--- START OF MATERIAL SUPPLIED ---
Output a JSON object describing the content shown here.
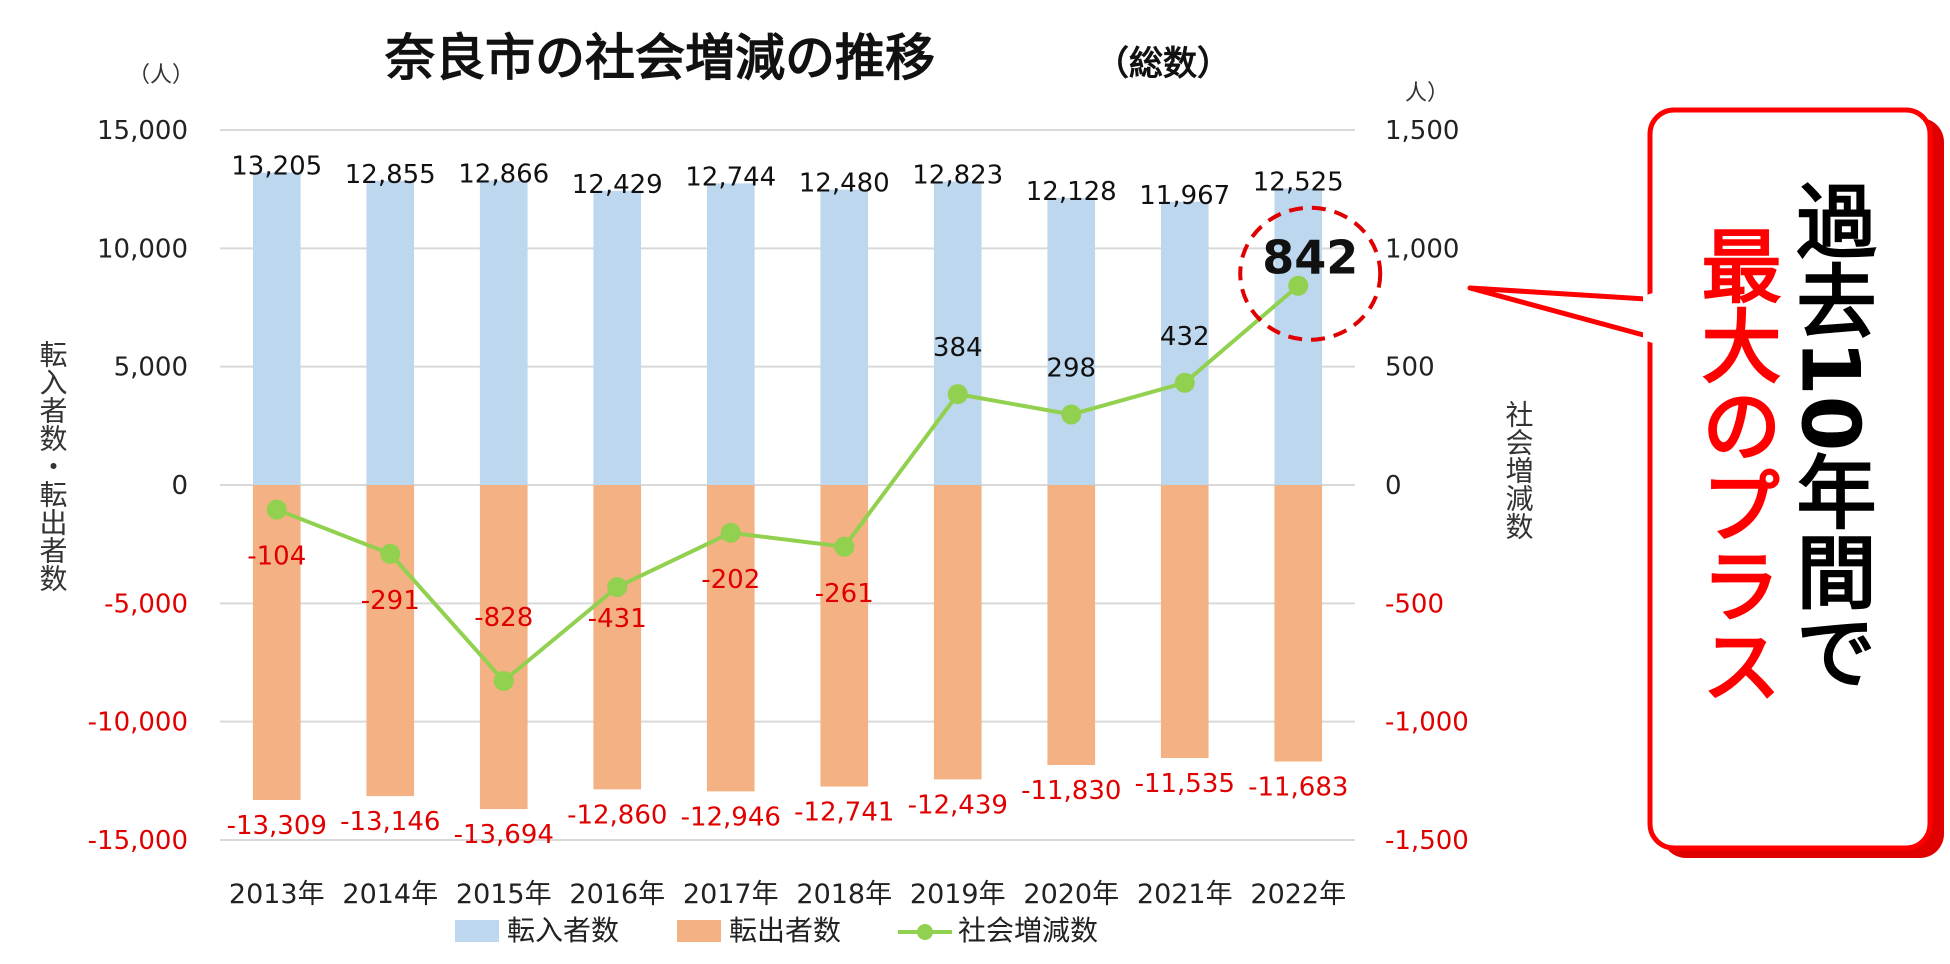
{
  "chart_data": {
    "type": "bar",
    "title": "奈良市の社会増減の推移",
    "subtitle": "（総数）",
    "categories": [
      "2013年",
      "2014年",
      "2015年",
      "2016年",
      "2017年",
      "2018年",
      "2019年",
      "2020年",
      "2021年",
      "2022年"
    ],
    "series": [
      {
        "name": "転入者数",
        "type": "bar",
        "axis": "left",
        "color": "#bdd7ee",
        "values": [
          13205,
          12855,
          12866,
          12429,
          12744,
          12480,
          12823,
          12128,
          11967,
          12525
        ],
        "labels": [
          "13,205",
          "12,855",
          "12,866",
          "12,429",
          "12,744",
          "12,480",
          "12,823",
          "12,128",
          "11,967",
          "12,525"
        ]
      },
      {
        "name": "転出者数",
        "type": "bar",
        "axis": "left",
        "color": "#f4b183",
        "values": [
          -13309,
          -13146,
          -13694,
          -12860,
          -12946,
          -12741,
          -12439,
          -11830,
          -11535,
          -11683
        ],
        "labels": [
          "-13,309",
          "-13,146",
          "-13,694",
          "-12,860",
          "-12,946",
          "-12,741",
          "-12,439",
          "-11,830",
          "-11,535",
          "-11,683"
        ]
      },
      {
        "name": "社会増減数",
        "type": "line",
        "axis": "right",
        "color": "#92d050",
        "values": [
          -104,
          -291,
          -828,
          -431,
          -202,
          -261,
          384,
          298,
          432,
          842
        ],
        "labels": [
          "-104",
          "-291",
          "-828",
          "-431",
          "-202",
          "-261",
          "384",
          "298",
          "432",
          "842"
        ]
      }
    ],
    "left_axis": {
      "title": "転入者数・転出者数",
      "unit": "（人）",
      "ylim": [
        -15000,
        15000
      ],
      "ticks": [
        15000,
        10000,
        5000,
        0,
        -5000,
        -10000,
        -15000
      ],
      "tick_labels": [
        "15,000",
        "10,000",
        "5,000",
        "0",
        "-5,000",
        "-10,000",
        "-15,000"
      ]
    },
    "right_axis": {
      "title": "社会増減数",
      "unit": "人）",
      "ylim": [
        -1500,
        1500
      ],
      "ticks": [
        1500,
        1000,
        500,
        0,
        -500,
        -1000,
        -1500
      ],
      "tick_labels": [
        "1,500",
        "1,000",
        "500",
        "0",
        "-500",
        "-1,000",
        "-1,500"
      ]
    },
    "gridlines": true,
    "legend": {
      "position": "bottom",
      "entries": [
        "転入者数",
        "転出者数",
        "社会増減数"
      ]
    },
    "highlight": {
      "category": "2022年",
      "value_label": "842"
    }
  },
  "callout": {
    "line1": "過去10年間で",
    "line2": "最大のプラス",
    "colors": {
      "text": "#000000",
      "accent": "#ff0000",
      "border": "#ff0000",
      "shadow": "#e00000"
    }
  }
}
--- END OF MATERIAL SUPPLIED ---
#### WORK TO DO
Reproduce the data verbatim. Do not carry any picture into the copy.

#### RESULT OF THE EXERCISE
Output a JSON object describing the content shown here.
{
  "chart_data": {
    "type": "bar",
    "title": "奈良市の社会増減の推移",
    "subtitle": "（総数）",
    "categories": [
      "2013年",
      "2014年",
      "2015年",
      "2016年",
      "2017年",
      "2018年",
      "2019年",
      "2020年",
      "2021年",
      "2022年"
    ],
    "series": [
      {
        "name": "転入者数",
        "type": "bar",
        "axis": "left",
        "color": "#bdd7ee",
        "values": [
          13205,
          12855,
          12866,
          12429,
          12744,
          12480,
          12823,
          12128,
          11967,
          12525
        ],
        "labels": [
          "13,205",
          "12,855",
          "12,866",
          "12,429",
          "12,744",
          "12,480",
          "12,823",
          "12,128",
          "11,967",
          "12,525"
        ]
      },
      {
        "name": "転出者数",
        "type": "bar",
        "axis": "left",
        "color": "#f4b183",
        "values": [
          -13309,
          -13146,
          -13694,
          -12860,
          -12946,
          -12741,
          -12439,
          -11830,
          -11535,
          -11683
        ],
        "labels": [
          "-13,309",
          "-13,146",
          "-13,694",
          "-12,860",
          "-12,946",
          "-12,741",
          "-12,439",
          "-11,830",
          "-11,535",
          "-11,683"
        ]
      },
      {
        "name": "社会増減数",
        "type": "line",
        "axis": "right",
        "color": "#92d050",
        "values": [
          -104,
          -291,
          -828,
          -431,
          -202,
          -261,
          384,
          298,
          432,
          842
        ],
        "labels": [
          "-104",
          "-291",
          "-828",
          "-431",
          "-202",
          "-261",
          "384",
          "298",
          "432",
          "842"
        ]
      }
    ],
    "left_axis": {
      "title": "転入者数・転出者数",
      "unit": "（人）",
      "ylim": [
        -15000,
        15000
      ],
      "ticks": [
        15000,
        10000,
        5000,
        0,
        -5000,
        -10000,
        -15000
      ],
      "tick_labels": [
        "15,000",
        "10,000",
        "5,000",
        "0",
        "-5,000",
        "-10,000",
        "-15,000"
      ]
    },
    "right_axis": {
      "title": "社会増減数",
      "unit": "人）",
      "ylim": [
        -1500,
        1500
      ],
      "ticks": [
        1500,
        1000,
        500,
        0,
        -500,
        -1000,
        -1500
      ],
      "tick_labels": [
        "1,500",
        "1,000",
        "500",
        "0",
        "-500",
        "-1,000",
        "-1,500"
      ]
    },
    "gridlines": true,
    "legend": {
      "position": "bottom",
      "entries": [
        "転入者数",
        "転出者数",
        "社会増減数"
      ]
    },
    "highlight": {
      "category": "2022年",
      "value_label": "842"
    }
  },
  "callout": {
    "line1": "過去10年間で",
    "line2": "最大のプラス",
    "colors": {
      "text": "#000000",
      "accent": "#ff0000",
      "border": "#ff0000",
      "shadow": "#e00000"
    }
  }
}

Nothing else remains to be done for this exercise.